● **What to produce**: Your reply must be the number of lines in the entries that hold the word "Didier", and nothing else.

● **Material provided**:
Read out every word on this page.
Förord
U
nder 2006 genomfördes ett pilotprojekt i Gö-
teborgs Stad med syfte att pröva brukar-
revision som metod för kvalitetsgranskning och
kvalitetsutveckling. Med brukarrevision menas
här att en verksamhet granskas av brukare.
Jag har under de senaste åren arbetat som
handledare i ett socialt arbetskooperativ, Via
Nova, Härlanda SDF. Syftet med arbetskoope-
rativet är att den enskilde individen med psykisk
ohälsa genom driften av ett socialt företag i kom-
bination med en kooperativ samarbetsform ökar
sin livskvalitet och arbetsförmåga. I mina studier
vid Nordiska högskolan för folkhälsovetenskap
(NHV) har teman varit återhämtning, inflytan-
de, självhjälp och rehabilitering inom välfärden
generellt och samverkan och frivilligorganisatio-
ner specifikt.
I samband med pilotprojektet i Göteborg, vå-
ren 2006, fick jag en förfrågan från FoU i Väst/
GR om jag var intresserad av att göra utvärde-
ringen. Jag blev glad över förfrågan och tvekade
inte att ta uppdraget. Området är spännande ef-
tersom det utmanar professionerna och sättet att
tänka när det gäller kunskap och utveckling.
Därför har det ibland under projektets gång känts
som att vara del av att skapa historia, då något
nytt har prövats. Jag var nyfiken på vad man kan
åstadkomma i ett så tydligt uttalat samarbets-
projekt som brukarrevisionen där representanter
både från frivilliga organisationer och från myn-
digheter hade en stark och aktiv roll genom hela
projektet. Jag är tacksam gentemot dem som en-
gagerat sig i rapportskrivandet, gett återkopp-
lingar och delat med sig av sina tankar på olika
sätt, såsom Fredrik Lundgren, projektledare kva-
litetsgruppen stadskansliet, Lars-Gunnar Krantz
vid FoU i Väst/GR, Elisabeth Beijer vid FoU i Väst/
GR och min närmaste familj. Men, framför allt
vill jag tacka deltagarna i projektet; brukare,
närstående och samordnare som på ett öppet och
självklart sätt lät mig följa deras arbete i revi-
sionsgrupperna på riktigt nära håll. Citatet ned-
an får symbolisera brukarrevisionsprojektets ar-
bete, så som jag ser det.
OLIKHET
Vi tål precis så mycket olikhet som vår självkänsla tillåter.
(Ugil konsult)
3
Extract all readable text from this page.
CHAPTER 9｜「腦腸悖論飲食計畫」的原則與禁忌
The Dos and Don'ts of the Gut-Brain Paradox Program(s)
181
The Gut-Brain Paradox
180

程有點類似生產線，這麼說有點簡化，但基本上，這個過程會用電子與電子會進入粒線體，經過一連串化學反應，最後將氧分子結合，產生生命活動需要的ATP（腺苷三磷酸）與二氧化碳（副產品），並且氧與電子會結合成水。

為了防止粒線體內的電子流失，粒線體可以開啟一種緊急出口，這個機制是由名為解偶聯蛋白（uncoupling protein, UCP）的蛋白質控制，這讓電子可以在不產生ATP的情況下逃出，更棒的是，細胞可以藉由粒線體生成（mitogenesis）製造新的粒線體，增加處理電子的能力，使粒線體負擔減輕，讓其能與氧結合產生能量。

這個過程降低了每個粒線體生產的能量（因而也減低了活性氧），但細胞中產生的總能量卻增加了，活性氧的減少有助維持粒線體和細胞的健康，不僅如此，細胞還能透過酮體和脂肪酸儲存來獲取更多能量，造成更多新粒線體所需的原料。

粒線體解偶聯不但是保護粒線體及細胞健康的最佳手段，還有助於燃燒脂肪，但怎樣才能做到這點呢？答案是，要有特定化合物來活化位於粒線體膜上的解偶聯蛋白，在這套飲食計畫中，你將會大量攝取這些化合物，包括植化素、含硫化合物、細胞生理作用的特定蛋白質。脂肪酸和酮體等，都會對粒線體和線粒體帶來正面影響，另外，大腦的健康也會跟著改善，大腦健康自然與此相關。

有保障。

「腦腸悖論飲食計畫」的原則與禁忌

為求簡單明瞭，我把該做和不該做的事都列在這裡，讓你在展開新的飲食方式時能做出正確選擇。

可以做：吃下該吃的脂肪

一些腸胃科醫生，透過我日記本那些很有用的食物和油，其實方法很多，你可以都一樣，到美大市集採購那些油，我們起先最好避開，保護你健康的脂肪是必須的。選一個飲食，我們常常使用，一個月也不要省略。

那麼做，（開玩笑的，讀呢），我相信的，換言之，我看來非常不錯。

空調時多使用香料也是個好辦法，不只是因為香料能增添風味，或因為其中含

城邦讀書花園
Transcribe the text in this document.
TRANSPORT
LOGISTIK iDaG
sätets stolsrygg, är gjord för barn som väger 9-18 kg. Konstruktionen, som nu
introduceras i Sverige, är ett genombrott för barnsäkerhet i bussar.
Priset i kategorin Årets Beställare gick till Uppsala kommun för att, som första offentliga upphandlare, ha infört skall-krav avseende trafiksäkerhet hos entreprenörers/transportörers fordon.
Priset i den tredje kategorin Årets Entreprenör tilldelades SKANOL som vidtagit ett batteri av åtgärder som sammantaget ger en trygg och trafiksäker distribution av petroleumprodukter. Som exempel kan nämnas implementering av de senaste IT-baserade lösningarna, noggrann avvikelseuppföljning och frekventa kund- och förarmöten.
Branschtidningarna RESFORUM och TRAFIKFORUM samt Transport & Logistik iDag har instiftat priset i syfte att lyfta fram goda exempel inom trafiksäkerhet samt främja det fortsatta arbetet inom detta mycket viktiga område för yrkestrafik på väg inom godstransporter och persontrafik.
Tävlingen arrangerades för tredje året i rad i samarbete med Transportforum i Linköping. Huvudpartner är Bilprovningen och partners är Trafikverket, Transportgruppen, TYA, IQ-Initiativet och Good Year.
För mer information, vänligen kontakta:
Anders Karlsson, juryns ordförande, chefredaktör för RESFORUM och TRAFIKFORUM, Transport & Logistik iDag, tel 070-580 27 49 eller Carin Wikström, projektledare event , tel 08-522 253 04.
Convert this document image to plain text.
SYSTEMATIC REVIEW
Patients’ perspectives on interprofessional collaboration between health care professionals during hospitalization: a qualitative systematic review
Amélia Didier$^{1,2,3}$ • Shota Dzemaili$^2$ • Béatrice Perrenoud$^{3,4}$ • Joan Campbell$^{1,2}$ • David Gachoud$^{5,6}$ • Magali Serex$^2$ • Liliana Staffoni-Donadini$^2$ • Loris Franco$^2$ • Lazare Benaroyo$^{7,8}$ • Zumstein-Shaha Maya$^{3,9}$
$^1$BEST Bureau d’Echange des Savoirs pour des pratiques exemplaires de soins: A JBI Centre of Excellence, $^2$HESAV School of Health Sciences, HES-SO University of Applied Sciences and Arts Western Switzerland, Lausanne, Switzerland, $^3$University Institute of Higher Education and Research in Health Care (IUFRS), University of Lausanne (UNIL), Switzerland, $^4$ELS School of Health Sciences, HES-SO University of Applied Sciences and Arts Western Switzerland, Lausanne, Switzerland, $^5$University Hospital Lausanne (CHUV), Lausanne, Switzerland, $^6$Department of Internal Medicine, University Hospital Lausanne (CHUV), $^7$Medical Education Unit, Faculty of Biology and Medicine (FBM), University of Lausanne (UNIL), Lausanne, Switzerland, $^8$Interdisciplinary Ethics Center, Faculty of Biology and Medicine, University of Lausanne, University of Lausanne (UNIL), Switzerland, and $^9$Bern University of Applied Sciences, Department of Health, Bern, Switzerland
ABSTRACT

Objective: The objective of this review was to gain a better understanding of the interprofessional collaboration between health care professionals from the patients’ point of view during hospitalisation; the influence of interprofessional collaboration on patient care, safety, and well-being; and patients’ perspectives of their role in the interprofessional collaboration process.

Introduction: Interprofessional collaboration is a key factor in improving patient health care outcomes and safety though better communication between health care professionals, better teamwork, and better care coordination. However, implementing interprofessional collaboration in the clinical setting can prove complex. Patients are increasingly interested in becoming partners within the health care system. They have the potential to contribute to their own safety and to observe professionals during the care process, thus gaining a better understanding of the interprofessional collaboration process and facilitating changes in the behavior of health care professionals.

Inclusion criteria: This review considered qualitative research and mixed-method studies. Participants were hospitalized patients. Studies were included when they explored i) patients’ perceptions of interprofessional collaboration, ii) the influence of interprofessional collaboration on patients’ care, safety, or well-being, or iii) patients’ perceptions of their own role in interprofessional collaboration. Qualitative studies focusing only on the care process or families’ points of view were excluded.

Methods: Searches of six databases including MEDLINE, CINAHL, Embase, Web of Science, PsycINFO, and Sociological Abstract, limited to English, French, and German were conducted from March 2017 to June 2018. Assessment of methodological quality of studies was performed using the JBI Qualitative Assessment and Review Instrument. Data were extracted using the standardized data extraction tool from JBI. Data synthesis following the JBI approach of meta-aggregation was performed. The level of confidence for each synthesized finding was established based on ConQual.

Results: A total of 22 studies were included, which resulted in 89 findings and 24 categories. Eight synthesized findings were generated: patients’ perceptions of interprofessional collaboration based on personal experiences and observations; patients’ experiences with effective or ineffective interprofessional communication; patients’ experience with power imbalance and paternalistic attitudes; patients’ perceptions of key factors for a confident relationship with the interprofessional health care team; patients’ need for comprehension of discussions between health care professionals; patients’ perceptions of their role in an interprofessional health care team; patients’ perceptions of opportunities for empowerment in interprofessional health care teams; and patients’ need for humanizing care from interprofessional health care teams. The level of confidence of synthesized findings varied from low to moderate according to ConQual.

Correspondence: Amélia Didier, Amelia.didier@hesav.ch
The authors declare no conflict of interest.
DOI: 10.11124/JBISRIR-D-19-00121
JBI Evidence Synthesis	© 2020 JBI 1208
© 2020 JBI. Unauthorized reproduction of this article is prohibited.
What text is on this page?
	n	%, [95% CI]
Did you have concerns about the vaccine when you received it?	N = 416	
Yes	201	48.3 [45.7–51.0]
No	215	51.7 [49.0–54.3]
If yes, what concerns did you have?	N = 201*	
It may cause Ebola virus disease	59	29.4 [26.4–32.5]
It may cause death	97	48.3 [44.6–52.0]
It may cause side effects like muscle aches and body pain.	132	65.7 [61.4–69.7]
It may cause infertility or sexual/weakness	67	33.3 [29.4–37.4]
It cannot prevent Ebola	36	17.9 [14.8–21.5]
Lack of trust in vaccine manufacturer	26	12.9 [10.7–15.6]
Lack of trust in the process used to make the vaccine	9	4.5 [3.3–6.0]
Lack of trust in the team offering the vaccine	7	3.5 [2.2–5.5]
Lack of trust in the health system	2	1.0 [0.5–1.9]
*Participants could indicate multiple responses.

● **Output below**: 2